Some records:
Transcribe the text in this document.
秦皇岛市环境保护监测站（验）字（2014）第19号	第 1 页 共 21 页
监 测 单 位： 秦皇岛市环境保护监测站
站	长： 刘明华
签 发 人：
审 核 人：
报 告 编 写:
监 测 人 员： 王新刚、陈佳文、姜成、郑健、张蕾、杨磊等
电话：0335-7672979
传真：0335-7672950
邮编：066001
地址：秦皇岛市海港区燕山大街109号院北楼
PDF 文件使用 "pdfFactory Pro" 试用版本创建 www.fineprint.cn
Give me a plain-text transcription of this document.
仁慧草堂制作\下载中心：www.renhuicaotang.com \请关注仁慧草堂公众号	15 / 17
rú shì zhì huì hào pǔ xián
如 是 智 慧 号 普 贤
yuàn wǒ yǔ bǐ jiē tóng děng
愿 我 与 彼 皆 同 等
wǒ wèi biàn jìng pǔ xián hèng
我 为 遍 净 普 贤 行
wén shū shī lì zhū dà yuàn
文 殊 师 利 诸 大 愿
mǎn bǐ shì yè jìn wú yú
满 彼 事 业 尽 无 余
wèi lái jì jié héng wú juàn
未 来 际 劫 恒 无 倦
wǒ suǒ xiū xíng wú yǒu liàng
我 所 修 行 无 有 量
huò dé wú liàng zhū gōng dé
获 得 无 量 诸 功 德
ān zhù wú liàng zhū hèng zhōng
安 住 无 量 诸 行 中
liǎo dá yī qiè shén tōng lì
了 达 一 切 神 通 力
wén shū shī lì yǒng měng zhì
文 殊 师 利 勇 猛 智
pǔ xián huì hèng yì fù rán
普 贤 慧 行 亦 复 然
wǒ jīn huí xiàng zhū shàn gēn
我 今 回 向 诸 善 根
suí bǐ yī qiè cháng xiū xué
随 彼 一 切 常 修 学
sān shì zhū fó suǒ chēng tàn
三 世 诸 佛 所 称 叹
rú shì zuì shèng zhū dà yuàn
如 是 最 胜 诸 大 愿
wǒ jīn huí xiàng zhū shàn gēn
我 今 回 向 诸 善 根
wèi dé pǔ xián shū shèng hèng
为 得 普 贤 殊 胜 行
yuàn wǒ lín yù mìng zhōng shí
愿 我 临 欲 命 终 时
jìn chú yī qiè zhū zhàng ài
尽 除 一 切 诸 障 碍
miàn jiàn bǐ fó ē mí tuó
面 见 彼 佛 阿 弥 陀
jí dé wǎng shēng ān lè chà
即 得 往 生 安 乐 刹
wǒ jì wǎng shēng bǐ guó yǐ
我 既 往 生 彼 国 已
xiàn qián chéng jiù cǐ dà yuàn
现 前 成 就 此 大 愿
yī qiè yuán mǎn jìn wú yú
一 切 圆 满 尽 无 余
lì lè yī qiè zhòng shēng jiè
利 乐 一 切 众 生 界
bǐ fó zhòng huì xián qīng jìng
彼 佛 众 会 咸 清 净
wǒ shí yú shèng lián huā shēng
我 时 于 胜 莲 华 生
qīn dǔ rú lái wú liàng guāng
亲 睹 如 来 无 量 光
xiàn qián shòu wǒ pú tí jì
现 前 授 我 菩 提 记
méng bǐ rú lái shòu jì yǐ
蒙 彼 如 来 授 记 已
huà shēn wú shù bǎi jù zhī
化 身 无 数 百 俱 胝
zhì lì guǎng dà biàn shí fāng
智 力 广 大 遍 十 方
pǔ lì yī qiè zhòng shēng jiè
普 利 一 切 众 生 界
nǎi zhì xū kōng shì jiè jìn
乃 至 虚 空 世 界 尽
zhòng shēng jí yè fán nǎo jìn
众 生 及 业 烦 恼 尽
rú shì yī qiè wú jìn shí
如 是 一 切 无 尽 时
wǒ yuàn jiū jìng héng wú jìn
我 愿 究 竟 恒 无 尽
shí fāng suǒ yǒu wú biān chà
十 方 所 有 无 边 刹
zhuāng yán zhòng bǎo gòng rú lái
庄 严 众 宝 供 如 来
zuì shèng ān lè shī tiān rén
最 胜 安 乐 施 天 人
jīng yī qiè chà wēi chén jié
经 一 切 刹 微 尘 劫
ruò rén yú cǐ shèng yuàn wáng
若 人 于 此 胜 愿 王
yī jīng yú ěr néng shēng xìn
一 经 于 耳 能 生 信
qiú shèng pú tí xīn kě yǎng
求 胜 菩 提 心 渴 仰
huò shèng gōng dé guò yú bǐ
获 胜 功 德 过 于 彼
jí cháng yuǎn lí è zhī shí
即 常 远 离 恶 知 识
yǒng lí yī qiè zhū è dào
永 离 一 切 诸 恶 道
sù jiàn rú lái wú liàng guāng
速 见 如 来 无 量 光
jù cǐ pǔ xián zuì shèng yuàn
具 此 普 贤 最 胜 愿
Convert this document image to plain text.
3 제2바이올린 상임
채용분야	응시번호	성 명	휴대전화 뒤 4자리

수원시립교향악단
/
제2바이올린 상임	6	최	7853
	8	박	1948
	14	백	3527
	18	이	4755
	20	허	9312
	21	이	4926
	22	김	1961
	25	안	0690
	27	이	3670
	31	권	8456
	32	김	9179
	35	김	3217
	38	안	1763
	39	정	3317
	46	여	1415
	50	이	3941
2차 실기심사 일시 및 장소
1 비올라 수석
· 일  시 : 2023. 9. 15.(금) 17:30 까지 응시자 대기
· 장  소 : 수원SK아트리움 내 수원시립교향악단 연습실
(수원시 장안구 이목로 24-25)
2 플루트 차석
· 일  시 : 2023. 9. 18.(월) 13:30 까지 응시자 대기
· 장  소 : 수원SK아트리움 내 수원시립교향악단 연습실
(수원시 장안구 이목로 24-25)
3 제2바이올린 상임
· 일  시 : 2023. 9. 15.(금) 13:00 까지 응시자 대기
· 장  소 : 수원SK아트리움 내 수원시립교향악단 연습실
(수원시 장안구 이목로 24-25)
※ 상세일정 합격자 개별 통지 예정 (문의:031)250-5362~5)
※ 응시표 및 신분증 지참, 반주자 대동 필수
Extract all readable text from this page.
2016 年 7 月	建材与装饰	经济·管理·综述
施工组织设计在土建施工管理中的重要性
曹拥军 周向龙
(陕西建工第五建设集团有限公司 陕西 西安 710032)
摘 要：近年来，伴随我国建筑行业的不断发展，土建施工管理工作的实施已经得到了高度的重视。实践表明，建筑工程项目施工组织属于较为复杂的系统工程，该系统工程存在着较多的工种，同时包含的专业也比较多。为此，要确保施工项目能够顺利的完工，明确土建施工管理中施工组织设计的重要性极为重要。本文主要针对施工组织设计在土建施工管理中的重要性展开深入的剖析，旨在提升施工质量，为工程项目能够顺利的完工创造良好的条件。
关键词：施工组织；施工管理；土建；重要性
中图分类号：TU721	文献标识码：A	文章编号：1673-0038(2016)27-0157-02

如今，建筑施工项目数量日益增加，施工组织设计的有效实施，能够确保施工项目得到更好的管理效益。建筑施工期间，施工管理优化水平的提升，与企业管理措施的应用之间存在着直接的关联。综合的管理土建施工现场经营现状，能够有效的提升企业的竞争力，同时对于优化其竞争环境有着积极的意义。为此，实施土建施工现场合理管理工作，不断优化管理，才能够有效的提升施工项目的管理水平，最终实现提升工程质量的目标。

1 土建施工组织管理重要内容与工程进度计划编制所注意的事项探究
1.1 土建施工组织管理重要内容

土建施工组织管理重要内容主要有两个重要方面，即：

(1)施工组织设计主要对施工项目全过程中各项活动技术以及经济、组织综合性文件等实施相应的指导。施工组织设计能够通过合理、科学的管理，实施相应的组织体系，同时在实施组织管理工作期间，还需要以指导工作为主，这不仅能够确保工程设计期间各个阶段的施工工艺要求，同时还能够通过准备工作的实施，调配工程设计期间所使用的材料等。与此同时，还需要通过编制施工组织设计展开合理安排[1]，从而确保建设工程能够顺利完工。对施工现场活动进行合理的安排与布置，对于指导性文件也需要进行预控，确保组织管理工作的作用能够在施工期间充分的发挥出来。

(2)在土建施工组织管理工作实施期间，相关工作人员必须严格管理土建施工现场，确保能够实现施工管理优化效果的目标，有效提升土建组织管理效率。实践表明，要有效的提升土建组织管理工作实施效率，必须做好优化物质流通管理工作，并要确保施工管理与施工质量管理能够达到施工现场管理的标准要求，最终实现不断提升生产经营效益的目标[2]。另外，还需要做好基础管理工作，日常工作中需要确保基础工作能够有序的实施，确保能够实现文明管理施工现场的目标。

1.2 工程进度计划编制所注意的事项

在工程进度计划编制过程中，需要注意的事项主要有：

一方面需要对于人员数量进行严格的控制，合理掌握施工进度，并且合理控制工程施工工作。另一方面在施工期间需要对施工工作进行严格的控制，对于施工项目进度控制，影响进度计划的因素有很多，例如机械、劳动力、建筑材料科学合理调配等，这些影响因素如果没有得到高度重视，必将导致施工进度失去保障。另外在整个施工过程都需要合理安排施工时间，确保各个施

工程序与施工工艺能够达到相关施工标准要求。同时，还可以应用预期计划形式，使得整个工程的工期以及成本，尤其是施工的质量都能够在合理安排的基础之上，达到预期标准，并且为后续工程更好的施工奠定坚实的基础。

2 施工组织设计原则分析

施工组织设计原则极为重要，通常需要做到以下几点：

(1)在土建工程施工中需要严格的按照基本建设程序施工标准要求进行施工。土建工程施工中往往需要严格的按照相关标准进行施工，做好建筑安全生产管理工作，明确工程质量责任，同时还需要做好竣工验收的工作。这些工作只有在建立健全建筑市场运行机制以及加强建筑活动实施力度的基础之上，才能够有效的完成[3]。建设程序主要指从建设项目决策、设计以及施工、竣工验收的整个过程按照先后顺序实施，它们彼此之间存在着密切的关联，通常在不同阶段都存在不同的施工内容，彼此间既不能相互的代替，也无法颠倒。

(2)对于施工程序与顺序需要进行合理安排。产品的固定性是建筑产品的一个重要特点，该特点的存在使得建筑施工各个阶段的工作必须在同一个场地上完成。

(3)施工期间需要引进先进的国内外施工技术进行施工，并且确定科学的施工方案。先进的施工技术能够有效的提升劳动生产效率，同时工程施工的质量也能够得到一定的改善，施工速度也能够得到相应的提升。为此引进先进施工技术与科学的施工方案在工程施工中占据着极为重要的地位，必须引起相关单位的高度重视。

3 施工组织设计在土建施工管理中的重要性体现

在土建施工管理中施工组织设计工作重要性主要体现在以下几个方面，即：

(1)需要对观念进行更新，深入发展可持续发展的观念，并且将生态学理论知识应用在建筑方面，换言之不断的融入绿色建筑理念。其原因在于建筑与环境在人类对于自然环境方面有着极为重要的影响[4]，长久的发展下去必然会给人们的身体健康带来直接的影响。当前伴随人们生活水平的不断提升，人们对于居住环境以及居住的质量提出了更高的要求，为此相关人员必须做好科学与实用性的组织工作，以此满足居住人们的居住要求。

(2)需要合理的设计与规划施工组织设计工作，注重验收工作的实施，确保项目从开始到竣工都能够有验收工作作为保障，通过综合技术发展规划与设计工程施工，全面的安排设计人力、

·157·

**WHAT YOU ARE ASKED TO DO:** Go through the material line by line. Show each line that contains the string "plain".

**OUTPUT FOR THIS TASK:**
Give me a plain-text transcription of this document.
Convert this document image to plain text.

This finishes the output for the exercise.